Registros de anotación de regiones
━━━

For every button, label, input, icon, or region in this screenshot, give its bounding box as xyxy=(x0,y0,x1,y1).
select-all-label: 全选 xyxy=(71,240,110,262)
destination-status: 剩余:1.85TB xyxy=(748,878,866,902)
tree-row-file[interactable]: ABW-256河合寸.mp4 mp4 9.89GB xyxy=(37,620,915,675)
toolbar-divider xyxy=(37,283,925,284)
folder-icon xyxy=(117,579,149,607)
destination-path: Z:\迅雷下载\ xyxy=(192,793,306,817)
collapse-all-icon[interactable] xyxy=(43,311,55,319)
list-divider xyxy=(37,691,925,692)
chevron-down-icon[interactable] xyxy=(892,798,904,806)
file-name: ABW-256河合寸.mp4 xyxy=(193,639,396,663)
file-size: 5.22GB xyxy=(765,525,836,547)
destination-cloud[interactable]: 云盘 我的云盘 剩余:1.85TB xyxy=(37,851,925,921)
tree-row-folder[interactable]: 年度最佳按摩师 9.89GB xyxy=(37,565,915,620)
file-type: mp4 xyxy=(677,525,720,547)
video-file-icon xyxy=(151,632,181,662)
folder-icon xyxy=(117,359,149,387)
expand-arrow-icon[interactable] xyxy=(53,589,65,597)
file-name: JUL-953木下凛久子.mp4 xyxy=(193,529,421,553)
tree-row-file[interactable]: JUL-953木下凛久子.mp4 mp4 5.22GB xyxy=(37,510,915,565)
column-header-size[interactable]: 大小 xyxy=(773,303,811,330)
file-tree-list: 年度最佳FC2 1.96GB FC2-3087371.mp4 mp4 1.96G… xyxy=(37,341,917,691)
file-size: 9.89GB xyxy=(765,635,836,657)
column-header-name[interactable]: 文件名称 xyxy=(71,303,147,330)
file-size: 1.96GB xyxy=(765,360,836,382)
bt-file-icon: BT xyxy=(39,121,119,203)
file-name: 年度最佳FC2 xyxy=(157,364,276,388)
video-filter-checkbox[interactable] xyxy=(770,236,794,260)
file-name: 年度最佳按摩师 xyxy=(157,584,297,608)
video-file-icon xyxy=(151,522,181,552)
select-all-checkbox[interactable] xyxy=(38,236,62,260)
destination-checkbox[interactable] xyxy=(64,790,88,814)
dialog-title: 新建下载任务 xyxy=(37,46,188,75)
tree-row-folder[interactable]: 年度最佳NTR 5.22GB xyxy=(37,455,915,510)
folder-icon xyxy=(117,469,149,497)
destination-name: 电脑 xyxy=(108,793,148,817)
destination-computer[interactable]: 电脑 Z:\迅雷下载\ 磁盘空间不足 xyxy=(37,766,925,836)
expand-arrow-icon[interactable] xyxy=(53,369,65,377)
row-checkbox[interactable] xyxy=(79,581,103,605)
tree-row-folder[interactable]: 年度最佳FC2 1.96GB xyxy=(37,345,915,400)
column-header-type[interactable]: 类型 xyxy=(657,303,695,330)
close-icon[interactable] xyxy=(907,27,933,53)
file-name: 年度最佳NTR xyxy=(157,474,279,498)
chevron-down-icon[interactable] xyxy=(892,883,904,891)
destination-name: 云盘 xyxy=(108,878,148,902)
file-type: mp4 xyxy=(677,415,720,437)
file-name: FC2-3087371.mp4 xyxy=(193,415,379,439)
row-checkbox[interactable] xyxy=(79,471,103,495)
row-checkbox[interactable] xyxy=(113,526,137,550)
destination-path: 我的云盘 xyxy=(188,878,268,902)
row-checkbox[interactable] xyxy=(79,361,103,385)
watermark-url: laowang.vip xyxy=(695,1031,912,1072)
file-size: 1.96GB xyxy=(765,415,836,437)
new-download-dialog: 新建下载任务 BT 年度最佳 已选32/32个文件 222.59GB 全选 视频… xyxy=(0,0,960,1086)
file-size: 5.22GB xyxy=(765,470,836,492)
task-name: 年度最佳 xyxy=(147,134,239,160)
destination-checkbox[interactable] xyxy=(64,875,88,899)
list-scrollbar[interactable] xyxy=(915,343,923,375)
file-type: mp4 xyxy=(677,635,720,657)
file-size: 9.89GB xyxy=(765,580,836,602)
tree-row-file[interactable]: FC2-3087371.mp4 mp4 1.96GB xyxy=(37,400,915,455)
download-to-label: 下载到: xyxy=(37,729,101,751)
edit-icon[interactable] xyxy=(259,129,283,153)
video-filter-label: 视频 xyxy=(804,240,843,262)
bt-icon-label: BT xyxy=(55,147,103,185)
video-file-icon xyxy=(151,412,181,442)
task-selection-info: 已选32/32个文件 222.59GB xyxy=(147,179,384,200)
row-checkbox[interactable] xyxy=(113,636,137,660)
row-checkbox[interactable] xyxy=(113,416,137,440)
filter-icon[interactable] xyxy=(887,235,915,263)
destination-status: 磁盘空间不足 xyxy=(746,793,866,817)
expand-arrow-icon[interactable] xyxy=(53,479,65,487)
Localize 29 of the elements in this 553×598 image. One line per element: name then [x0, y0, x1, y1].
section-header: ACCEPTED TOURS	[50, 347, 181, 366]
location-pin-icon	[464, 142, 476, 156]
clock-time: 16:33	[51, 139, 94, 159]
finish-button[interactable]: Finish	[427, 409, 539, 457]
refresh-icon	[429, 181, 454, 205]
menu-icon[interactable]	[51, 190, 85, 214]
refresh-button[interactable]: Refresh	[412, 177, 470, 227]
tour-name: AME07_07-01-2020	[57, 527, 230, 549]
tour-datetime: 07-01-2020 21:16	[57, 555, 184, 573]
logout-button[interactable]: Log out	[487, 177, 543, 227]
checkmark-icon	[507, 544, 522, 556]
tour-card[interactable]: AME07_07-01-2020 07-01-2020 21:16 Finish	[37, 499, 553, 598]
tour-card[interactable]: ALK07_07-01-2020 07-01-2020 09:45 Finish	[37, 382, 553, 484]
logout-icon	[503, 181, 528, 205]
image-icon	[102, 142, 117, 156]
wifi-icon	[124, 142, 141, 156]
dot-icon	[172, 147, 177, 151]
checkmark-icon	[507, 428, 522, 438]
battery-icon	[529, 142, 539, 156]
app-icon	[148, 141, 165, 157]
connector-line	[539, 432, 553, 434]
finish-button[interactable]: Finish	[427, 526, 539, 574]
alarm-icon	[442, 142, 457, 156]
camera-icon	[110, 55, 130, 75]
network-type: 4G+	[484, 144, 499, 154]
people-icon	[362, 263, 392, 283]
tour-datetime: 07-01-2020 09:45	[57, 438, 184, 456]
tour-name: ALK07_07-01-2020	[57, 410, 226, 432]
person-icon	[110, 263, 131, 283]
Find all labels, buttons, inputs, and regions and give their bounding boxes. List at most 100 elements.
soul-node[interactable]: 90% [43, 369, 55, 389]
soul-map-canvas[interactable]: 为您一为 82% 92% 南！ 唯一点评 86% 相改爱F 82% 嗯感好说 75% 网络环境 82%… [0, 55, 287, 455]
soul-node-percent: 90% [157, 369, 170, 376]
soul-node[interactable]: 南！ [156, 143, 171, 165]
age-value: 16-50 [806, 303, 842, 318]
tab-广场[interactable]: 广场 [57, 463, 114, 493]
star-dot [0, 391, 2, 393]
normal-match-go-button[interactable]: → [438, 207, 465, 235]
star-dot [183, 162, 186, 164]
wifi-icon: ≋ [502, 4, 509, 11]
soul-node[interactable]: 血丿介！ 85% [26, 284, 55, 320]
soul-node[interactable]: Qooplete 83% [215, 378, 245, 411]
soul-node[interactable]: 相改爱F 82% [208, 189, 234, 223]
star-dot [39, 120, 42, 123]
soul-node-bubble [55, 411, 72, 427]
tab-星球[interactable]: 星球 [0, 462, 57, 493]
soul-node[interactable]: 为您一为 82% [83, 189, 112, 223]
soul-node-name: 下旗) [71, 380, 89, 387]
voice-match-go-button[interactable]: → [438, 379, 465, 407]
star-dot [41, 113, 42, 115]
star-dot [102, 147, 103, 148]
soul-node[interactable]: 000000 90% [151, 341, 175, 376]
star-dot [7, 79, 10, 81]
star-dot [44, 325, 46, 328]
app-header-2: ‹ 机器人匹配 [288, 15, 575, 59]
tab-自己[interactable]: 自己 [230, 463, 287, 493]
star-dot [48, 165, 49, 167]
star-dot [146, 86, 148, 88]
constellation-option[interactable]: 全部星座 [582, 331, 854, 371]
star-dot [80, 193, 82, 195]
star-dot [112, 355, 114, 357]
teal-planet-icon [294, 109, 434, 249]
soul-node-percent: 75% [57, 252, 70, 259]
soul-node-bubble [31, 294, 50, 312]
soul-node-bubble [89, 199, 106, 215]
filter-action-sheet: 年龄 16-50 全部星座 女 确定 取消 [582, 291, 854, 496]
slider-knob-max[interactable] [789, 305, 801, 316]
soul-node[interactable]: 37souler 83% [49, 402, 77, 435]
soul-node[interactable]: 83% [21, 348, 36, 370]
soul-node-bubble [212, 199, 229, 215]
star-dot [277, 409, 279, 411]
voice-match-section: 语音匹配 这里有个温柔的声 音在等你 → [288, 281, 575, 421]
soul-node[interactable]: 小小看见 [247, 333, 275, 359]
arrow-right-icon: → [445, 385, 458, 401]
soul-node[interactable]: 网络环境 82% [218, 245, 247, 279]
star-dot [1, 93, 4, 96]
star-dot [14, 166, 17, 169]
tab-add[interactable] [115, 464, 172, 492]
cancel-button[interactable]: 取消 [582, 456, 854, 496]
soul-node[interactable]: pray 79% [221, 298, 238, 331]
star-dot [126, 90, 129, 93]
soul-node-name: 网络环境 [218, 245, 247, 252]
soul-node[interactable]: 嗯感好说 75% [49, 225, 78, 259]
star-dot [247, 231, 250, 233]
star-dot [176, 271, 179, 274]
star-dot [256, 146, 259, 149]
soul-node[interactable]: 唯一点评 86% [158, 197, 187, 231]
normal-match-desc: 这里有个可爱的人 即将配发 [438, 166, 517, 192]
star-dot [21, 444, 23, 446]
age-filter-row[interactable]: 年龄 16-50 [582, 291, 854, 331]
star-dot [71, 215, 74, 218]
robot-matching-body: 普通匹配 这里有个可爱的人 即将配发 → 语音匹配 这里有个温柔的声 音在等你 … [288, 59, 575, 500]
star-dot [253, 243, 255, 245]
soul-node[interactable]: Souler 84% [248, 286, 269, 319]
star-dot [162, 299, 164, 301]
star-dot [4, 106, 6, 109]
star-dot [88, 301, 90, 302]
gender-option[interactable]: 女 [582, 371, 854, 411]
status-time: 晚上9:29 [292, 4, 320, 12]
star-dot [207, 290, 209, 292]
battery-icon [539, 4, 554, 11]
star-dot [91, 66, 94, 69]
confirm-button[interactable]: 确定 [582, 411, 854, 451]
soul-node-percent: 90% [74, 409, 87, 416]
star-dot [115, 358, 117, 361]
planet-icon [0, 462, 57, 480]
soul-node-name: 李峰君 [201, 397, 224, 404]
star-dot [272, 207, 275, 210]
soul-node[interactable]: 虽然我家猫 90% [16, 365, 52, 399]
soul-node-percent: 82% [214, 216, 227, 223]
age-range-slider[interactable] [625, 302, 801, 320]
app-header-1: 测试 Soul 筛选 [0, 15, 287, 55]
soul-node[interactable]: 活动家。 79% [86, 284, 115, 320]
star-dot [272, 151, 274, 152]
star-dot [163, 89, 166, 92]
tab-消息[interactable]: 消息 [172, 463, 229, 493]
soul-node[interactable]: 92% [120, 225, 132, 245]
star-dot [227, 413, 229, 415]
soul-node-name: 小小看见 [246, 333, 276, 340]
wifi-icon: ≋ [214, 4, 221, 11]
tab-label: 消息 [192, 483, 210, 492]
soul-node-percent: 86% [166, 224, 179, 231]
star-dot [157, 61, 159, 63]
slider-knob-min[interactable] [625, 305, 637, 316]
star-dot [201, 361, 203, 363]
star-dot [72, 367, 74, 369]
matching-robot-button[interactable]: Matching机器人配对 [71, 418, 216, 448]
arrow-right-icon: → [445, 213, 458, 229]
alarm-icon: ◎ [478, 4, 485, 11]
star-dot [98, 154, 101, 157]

━━━

Indica cuántas líneas de los ítems contienen la cadena "新建下载任务". Responde solo con el número.

(Respuesta completa): 2